[START]

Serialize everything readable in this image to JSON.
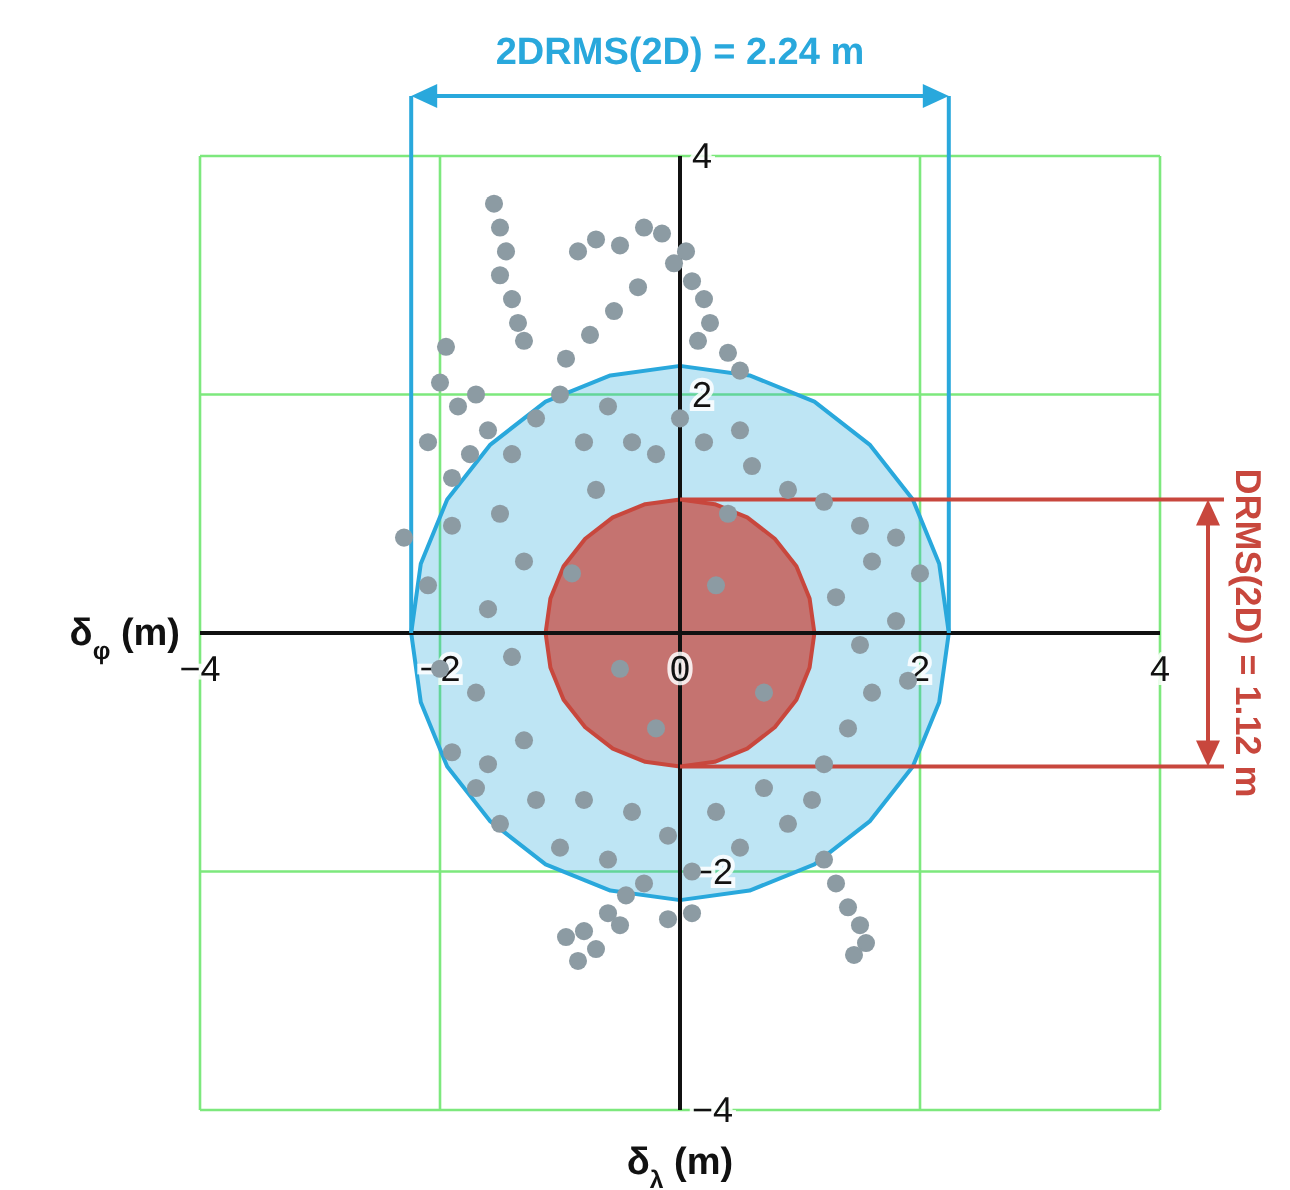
{
  "chart_data": {
    "type": "scatter",
    "xlabel": "δ$_{λ}$ (m)",
    "ylabel": "δ$_{φ}$ (m)",
    "annotations": [
      "2DRMS(2D) = 2.24 m",
      "DRMS(2D) = 1.12 m"
    ],
    "xlim": [
      -4,
      4
    ],
    "ylim": [
      -4,
      4
    ],
    "xticks": [
      -4,
      -2,
      0,
      2,
      4
    ],
    "yticks": [
      -4,
      -2,
      {
        "value": 0,
        "label": null
      },
      2,
      4
    ],
    "grid": true,
    "series": [
      {
        "marker": "circle",
        "color": "#8c9ba3",
        "x": [
          -1.55,
          -1.5,
          -1.45,
          -1.5,
          -1.4,
          -1.35,
          -1.3,
          -0.85,
          -0.7,
          -0.5,
          -0.3,
          -0.15,
          -0.05,
          -0.35,
          -0.55,
          -0.75,
          -0.95,
          0.05,
          0.1,
          0.2,
          0.25,
          0.15,
          0.4,
          0.5,
          -1.95,
          -2.0,
          -1.85,
          -1.7,
          -1.6,
          -1.75,
          -2.1,
          -1.9,
          -1.4,
          -1.2,
          -1.0,
          -0.8,
          -0.6,
          -0.4,
          -0.2,
          0.0,
          0.2,
          0.5,
          0.6,
          0.9,
          1.2,
          1.5,
          1.8,
          1.6,
          2.0,
          -2.3,
          -2.1,
          -1.9,
          -1.6,
          -1.5,
          -1.3,
          -2.0,
          -1.7,
          -1.4,
          -1.3,
          -1.6,
          -1.9,
          1.3,
          1.5,
          1.8,
          1.6,
          1.4,
          1.9,
          1.2,
          -0.9,
          -0.5,
          0.3,
          0.7,
          -0.2,
          0.4,
          -0.7,
          -1.2,
          -1.0,
          -0.8,
          -0.6,
          -0.4,
          -0.3,
          -0.1,
          0.1,
          0.3,
          0.5,
          0.7,
          0.9,
          1.1,
          -1.5,
          -1.7,
          -0.45,
          -0.6,
          -0.8,
          -0.95,
          -0.85,
          -0.7,
          -0.5,
          -0.1,
          0.1,
          1.2,
          1.3,
          1.4,
          1.5,
          1.55,
          1.45
        ],
        "values": [
          3.6,
          3.4,
          3.2,
          3.0,
          2.8,
          2.6,
          2.45,
          3.2,
          3.3,
          3.25,
          3.4,
          3.35,
          3.1,
          2.9,
          2.7,
          2.5,
          2.3,
          3.2,
          2.95,
          2.8,
          2.6,
          2.45,
          2.35,
          2.2,
          2.4,
          2.1,
          1.9,
          2.0,
          1.7,
          1.5,
          1.6,
          1.3,
          1.5,
          1.8,
          2.0,
          1.6,
          1.9,
          1.6,
          1.5,
          1.8,
          1.6,
          1.7,
          1.4,
          1.2,
          1.1,
          0.9,
          0.8,
          0.6,
          0.5,
          0.8,
          0.4,
          0.9,
          0.2,
          1.0,
          0.6,
          -0.3,
          -0.5,
          -0.2,
          -0.9,
          -1.1,
          -1.0,
          0.3,
          -0.1,
          0.1,
          -0.5,
          -0.8,
          -0.4,
          -1.1,
          0.5,
          -0.3,
          0.4,
          -0.5,
          -0.8,
          1.0,
          1.2,
          -1.4,
          -1.8,
          -1.4,
          -1.9,
          -1.5,
          -2.1,
          -1.7,
          -2.0,
          -1.5,
          -1.8,
          -1.3,
          -1.6,
          -1.4,
          -1.6,
          -1.3,
          -2.2,
          -2.35,
          -2.5,
          -2.55,
          -2.75,
          -2.65,
          -2.45,
          -2.4,
          -2.35,
          -1.9,
          -2.1,
          -2.3,
          -2.45,
          -2.6,
          -2.7
        ]
      },
      {
        "type": "area",
        "color": "#29a8dc",
        "x": [
          -2.24,
          -2.16,
          -1.94,
          -1.58,
          -1.12,
          -0.58,
          0,
          0.58,
          1.12,
          1.58,
          1.94,
          2.16,
          2.24
        ],
        "values": [
          0,
          0.58,
          1.12,
          1.58,
          1.94,
          2.16,
          2.24,
          2.16,
          1.94,
          1.58,
          1.12,
          0.58,
          0
        ]
      },
      {
        "type": "area",
        "color": "#29a8dc",
        "x": [
          -2.24,
          -2.16,
          -1.94,
          -1.58,
          -1.12,
          -0.58,
          0,
          0.58,
          1.12,
          1.58,
          1.94,
          2.16,
          2.24
        ],
        "values": [
          0,
          -0.58,
          -1.12,
          -1.58,
          -1.94,
          -2.16,
          -2.24,
          -2.16,
          -1.94,
          -1.58,
          -1.12,
          -0.58,
          0
        ]
      },
      {
        "type": "area",
        "color": "#c8473d",
        "x": [
          -1.12,
          -1.08,
          -0.97,
          -0.79,
          -0.56,
          -0.29,
          0,
          0.29,
          0.56,
          0.79,
          0.97,
          1.08,
          1.12
        ],
        "values": [
          0,
          0.29,
          0.56,
          0.79,
          0.97,
          1.08,
          1.12,
          1.08,
          0.97,
          0.79,
          0.56,
          0.29,
          0
        ]
      },
      {
        "type": "area",
        "color": "#c8473d",
        "x": [
          -1.12,
          -1.08,
          -0.97,
          -0.79,
          -0.56,
          -0.29,
          0,
          0.29,
          0.56,
          0.79,
          0.97,
          1.08,
          1.12
        ],
        "values": [
          0,
          -0.29,
          -0.56,
          -0.79,
          -0.97,
          -1.08,
          -1.12,
          -1.08,
          -0.97,
          -0.79,
          -0.56,
          -0.29,
          0
        ]
      }
    ]
  }
}
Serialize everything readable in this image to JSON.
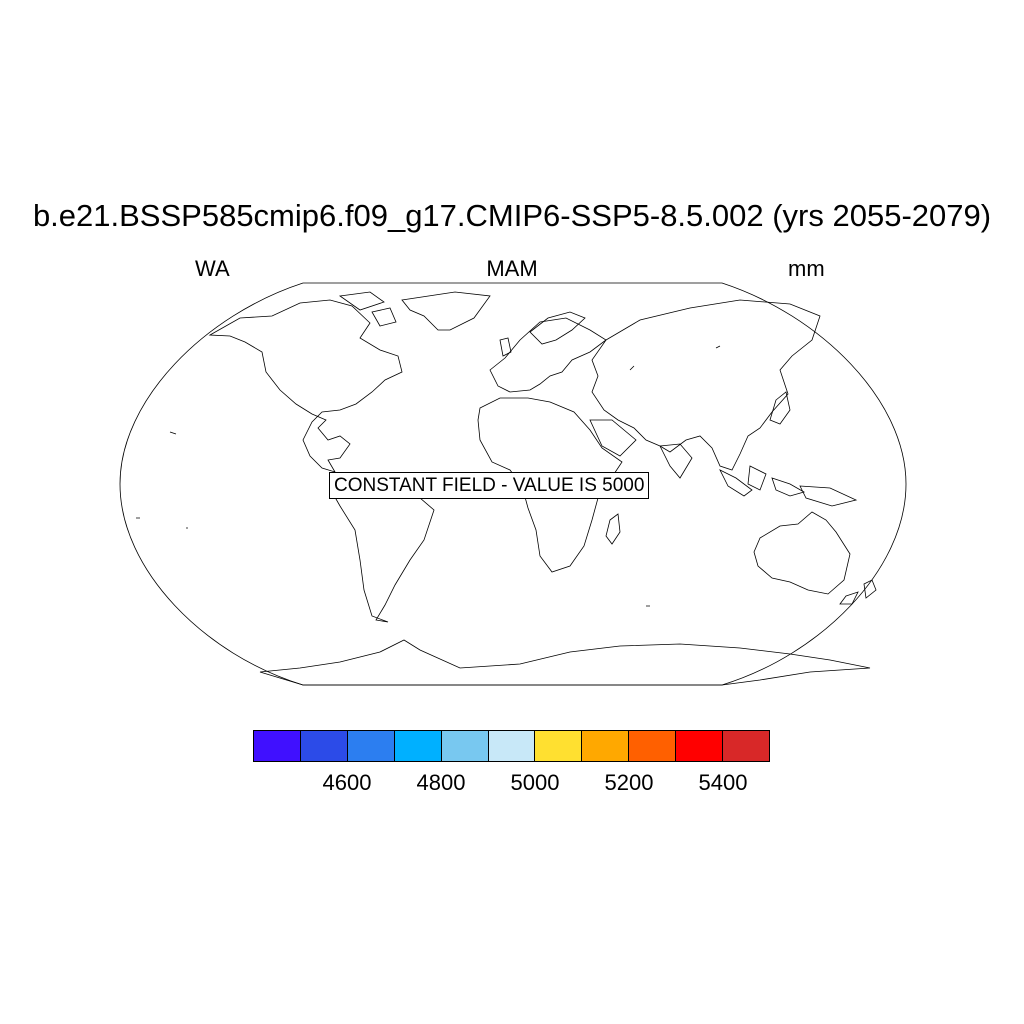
{
  "title": "b.e21.BSSP585cmip6.f09_g17.CMIP6-SSP5-8.5.002 (yrs 2055-2079)",
  "subtitle_left": "WA",
  "subtitle_center": "MAM",
  "subtitle_right": "mm",
  "map_label": "CONSTANT FIELD - VALUE IS 5000",
  "projection": "Robinson",
  "colorbar": {
    "colors": [
      "#4010ff",
      "#2c4be8",
      "#2c7ef0",
      "#00b0ff",
      "#78c8f0",
      "#c8e8f8",
      "#ffe030",
      "#ffa800",
      "#ff6000",
      "#ff0000",
      "#d82828"
    ],
    "ticks": [
      "4600",
      "4800",
      "5000",
      "5200",
      "5400"
    ]
  }
}
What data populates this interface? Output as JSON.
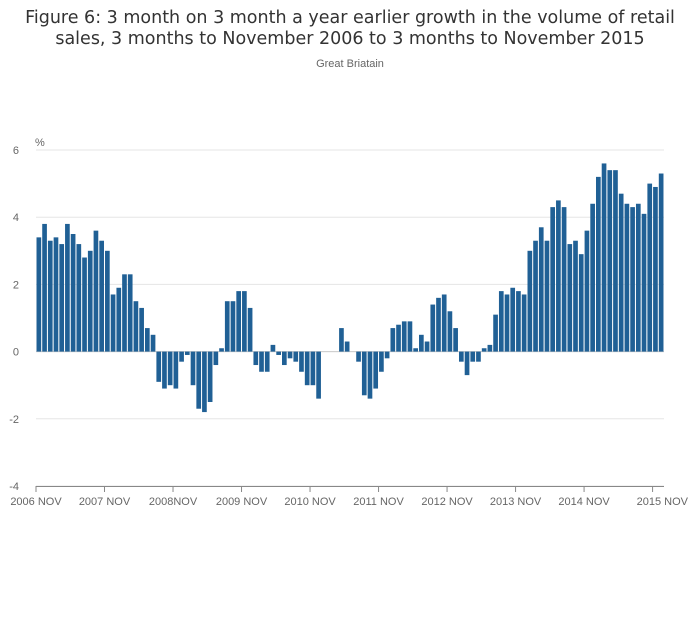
{
  "header": {
    "title_line1": "Figure 6: 3 month on 3 month a year earlier growth in the volume of retail",
    "title_line2": "sales, 3 months to November 2006 to 3 months to November 2015",
    "subtitle": "Great Briatain"
  },
  "colors": {
    "bar": "#206095",
    "grid": "#e5e5e5",
    "axis": "#888888",
    "text": "#666666"
  },
  "chart_data": {
    "type": "bar",
    "title": "Figure 6: 3 month on 3 month a year earlier growth in the volume of retail sales, 3 months to November 2006 to 3 months to November 2015",
    "subtitle": "Great Briatain",
    "ylabel": "%",
    "ylim": [
      -4,
      6
    ],
    "yticks": [
      -4,
      -2,
      0,
      2,
      4,
      6
    ],
    "grid": true,
    "x_start": "2006 NOV",
    "x_end": "2015 NOV",
    "xtick_labels": [
      "2006 NOV",
      "2007 NOV",
      "2008NOV",
      "2009 NOV",
      "2010 NOV",
      "2011 NOV",
      "2012 NOV",
      "2013 NOV",
      "2014 NOV",
      "2015 NOV"
    ],
    "series": [
      {
        "values": [
          3.4,
          3.8,
          3.3,
          3.4,
          3.2,
          3.8,
          3.5,
          3.2,
          2.8,
          3.0,
          3.6,
          3.3,
          3.0,
          1.7,
          1.9,
          2.3,
          2.3,
          1.5,
          1.3,
          0.7,
          0.5,
          -0.9,
          -1.1,
          -1.0,
          -1.1,
          -0.3,
          -0.1,
          -1.0,
          -1.7,
          -1.8,
          -1.5,
          -0.4,
          0.1,
          1.5,
          1.5,
          1.8,
          1.8,
          1.3,
          -0.4,
          -0.6,
          -0.6,
          0.2,
          -0.1,
          -0.4,
          -0.2,
          -0.3,
          -0.6,
          -1.0,
          -1.0,
          -1.4,
          0.0,
          0.0,
          0.0,
          0.7,
          0.3,
          0.0,
          -0.3,
          -1.3,
          -1.4,
          -1.1,
          -0.6,
          -0.2,
          0.7,
          0.8,
          0.9,
          0.9,
          0.1,
          0.5,
          0.3,
          1.4,
          1.6,
          1.7,
          1.2,
          0.7,
          -0.3,
          -0.7,
          -0.3,
          -0.3,
          0.1,
          0.2,
          1.1,
          1.8,
          1.7,
          1.9,
          1.8,
          1.7,
          3.0,
          3.3,
          3.7,
          3.3,
          4.3,
          4.5,
          4.3,
          3.2,
          3.3,
          2.9,
          3.6,
          4.4,
          5.2,
          5.6,
          5.4,
          5.4,
          4.7,
          4.4,
          4.3,
          4.4,
          4.1,
          5.0,
          4.9,
          5.3
        ]
      }
    ]
  }
}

[END]

THE REQUEST
Locate the string "November" in the listing above and copy every line where it occurs.

IN RESPONSE
    "title_line2": "sales, 3 months to November 2006 to 3 months to November 2015",
    "title": "Figure 6: 3 month on 3 month a year earlier growth in the volume of retail sales, 3 months to November 2006 to 3 months to November 2015",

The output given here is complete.